Supplied passage:
Massimo Marcone, a University of Guelph food scientist and author, is committed to tasting and analyzing the strangest and rarest foods in the world.
Seated in an office surrounded by examples of unusual foods and photographs of the flora and fauna that produce them Marcone admits to fear and failures in his quest for these delicacies. Searching for the elusive morel mushroom in Michigan he once found himself lost as night fell in a woodlot liberally dosed with signs reading 'Trespassers will be shot.'
In South America hiking through the Amazon jungle he acknowledges that he could not keep up with his guides who were out pacing him even as they had to cut a trail for him. This did not prevent him from tasting an Amazonian beverage made from mashed maize known as chicha. It also allowed him to taste a food he fears, namely piranha.
Arguably, the strangest food (or beverage) he has ever tasted is a brand of coffee known as kopi luwak. Before the beans can be roasted and ground they must undergo a unique treatment: They must be eaten by a civet (an Indonesian tree cat) and then expelled from the rectum.

(Stored records)
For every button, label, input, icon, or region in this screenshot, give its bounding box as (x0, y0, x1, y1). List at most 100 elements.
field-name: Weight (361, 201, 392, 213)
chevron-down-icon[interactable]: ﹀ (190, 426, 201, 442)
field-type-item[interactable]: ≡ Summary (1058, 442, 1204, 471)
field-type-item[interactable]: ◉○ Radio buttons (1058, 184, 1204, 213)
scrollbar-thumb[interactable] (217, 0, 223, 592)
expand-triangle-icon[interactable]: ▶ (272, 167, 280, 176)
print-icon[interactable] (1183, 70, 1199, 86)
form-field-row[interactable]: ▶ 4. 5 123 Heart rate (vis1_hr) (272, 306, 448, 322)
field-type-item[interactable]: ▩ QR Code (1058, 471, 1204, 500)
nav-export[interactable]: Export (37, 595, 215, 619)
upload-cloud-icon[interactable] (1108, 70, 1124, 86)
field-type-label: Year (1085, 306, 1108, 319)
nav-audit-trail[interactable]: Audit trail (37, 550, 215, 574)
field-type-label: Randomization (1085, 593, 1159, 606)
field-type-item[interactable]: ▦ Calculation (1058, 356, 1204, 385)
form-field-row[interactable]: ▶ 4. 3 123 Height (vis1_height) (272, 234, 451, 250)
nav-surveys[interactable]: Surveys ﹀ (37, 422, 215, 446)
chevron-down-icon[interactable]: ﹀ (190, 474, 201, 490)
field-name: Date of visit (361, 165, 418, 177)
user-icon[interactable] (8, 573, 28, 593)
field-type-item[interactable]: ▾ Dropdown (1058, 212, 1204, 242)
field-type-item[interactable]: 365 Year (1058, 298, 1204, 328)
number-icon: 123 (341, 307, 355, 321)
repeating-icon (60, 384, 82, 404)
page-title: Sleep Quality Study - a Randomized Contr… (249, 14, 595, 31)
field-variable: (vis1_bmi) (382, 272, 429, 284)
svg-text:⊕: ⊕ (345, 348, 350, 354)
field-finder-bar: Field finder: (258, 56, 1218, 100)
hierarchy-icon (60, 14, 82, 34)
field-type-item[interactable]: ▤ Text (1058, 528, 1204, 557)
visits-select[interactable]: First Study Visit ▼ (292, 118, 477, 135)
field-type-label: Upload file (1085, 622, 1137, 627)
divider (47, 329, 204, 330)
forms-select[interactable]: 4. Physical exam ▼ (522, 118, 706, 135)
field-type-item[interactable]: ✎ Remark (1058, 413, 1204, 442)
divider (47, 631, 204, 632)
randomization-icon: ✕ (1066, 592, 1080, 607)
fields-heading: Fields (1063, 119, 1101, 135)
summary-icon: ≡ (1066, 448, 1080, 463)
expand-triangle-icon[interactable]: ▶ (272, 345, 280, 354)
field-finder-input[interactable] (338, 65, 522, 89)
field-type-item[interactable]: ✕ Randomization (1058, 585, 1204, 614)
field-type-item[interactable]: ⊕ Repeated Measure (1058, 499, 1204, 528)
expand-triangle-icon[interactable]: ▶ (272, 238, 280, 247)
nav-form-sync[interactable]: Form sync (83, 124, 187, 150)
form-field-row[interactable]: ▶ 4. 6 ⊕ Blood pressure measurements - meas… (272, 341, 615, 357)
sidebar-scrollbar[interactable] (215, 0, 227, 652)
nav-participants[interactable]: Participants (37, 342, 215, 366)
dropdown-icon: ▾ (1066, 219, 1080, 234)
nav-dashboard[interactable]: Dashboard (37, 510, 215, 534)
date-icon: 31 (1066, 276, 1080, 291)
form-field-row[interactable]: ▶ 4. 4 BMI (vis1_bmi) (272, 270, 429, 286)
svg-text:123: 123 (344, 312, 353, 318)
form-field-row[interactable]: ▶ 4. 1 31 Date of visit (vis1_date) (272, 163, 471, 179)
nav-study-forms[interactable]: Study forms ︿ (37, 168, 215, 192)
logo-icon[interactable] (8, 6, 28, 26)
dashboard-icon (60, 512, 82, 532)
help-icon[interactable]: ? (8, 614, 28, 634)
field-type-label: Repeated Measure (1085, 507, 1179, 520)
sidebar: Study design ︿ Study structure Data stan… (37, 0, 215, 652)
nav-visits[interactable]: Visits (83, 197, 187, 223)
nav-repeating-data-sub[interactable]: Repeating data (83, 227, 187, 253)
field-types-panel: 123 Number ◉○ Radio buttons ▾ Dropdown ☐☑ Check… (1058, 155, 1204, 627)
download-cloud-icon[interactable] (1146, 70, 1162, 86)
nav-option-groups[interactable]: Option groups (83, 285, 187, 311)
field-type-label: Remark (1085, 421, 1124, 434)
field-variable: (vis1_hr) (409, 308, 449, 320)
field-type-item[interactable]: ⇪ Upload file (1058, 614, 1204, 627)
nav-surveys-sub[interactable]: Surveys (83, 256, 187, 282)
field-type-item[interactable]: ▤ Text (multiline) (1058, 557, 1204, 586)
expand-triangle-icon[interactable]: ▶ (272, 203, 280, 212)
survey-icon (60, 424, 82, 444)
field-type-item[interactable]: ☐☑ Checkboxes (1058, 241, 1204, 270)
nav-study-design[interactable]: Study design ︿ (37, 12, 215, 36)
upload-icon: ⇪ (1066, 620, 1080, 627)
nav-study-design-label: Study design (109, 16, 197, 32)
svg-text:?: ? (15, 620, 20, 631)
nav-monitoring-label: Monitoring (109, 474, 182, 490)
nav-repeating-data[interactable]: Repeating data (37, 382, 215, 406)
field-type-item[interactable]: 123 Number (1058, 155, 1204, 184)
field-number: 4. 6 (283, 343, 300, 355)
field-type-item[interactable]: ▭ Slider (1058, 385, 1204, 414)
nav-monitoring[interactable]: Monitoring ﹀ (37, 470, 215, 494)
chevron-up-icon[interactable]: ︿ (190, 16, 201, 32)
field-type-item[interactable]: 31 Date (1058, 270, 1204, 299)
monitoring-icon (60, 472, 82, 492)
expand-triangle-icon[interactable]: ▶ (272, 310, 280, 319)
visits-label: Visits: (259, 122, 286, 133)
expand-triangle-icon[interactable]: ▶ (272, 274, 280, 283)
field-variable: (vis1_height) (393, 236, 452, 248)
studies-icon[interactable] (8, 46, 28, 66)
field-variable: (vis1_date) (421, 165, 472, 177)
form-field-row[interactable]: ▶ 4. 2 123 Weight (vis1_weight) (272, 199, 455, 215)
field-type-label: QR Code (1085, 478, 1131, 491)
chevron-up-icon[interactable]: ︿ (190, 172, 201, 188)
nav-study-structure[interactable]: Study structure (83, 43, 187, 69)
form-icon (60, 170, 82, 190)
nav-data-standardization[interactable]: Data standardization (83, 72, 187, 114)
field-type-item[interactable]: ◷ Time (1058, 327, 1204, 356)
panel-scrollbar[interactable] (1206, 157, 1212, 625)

Work to complete:
- 1) In the passage about food scientist Massimo Marcone, what makes kopi luwak such an unusual coffee? Answer in one to three sentences.
- 2) Copy the stored records word for word, starting at their first line and stopping after the line that contains "form-field-row[interactable]: ▶ 4. 5".

Exercise responses:
- 1) Before kopi luwak beans can be roasted and ground, a civet, an Indonesian tree cat, must eat them and then expel them from its rectum. This unique treatment is why the passage calls it arguably the strangest food or beverage Marcone has ever tasted.

- 2)
For every button, label, input, icon, or region in this screenshot, give its bounding box as (x0, y0, x1, y1). List at most 100 elements.
field-name: Weight (361, 201, 392, 213)
chevron-down-icon[interactable]: ﹀ (190, 426, 201, 442)
field-type-item[interactable]: ≡ Summary (1058, 442, 1204, 471)
field-type-item[interactable]: ◉○ Radio buttons (1058, 184, 1204, 213)
scrollbar-thumb[interactable] (217, 0, 223, 592)
expand-triangle-icon[interactable]: ▶ (272, 167, 280, 176)
print-icon[interactable] (1183, 70, 1199, 86)
form-field-row[interactable]: ▶ 4. 5 123 Heart rate (vis1_hr) (272, 306, 448, 322)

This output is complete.